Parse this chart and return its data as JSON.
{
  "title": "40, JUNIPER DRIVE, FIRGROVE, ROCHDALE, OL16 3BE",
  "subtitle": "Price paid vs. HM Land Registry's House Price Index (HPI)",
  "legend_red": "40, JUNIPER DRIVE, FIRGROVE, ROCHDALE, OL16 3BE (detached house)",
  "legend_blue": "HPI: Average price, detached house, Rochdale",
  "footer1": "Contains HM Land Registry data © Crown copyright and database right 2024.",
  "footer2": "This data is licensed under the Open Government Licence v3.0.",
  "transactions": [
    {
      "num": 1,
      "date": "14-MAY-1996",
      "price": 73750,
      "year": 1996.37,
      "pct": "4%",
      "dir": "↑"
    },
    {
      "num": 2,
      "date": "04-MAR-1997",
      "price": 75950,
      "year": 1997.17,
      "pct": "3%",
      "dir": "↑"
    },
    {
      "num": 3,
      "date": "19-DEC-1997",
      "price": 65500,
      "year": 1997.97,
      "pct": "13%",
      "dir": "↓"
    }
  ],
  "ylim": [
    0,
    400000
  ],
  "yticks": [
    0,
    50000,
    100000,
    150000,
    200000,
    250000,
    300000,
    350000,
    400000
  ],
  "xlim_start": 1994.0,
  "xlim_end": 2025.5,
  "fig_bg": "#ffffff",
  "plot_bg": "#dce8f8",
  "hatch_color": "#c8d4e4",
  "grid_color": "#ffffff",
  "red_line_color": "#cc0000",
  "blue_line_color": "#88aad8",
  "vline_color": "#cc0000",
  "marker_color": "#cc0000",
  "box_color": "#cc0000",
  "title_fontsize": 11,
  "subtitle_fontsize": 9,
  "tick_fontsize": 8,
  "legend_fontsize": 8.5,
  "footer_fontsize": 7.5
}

--*--

What needs to be done:
Extract the whole listing, character for character.

Result of the task:
Parse this chart and return its data as JSON.
{
  "title": "40, JUNIPER DRIVE, FIRGROVE, ROCHDALE, OL16 3BE",
  "subtitle": "Price paid vs. HM Land Registry's House Price Index (HPI)",
  "legend_red": "40, JUNIPER DRIVE, FIRGROVE, ROCHDALE, OL16 3BE (detached house)",
  "legend_blue": "HPI: Average price, detached house, Rochdale",
  "footer1": "Contains HM Land Registry data © Crown copyright and database right 2024.",
  "footer2": "This data is licensed under the Open Government Licence v3.0.",
  "transactions": [
    {
      "num": 1,
      "date": "14-MAY-1996",
      "price": 73750,
      "year": 1996.37,
      "pct": "4%",
      "dir": "↑"
    },
    {
      "num": 2,
      "date": "04-MAR-1997",
      "price": 75950,
      "year": 1997.17,
      "pct": "3%",
      "dir": "↑"
    },
    {
      "num": 3,
      "date": "19-DEC-1997",
      "price": 65500,
      "year": 1997.97,
      "pct": "13%",
      "dir": "↓"
    }
  ],
  "ylim": [
    0,
    400000
  ],
  "yticks": [
    0,
    50000,
    100000,
    150000,
    200000,
    250000,
    300000,
    350000,
    400000
  ],
  "xlim_start": 1994.0,
  "xlim_end": 2025.5,
  "fig_bg": "#ffffff",
  "plot_bg": "#dce8f8",
  "hatch_color": "#c8d4e4",
  "grid_color": "#ffffff",
  "red_line_color": "#cc0000",
  "blue_line_color": "#88aad8",
  "vline_color": "#cc0000",
  "marker_color": "#cc0000",
  "box_color": "#cc0000",
  "title_fontsize": 11,
  "subtitle_fontsize": 9,
  "tick_fontsize": 8,
  "legend_fontsize": 8.5,
  "footer_fontsize": 7.5
}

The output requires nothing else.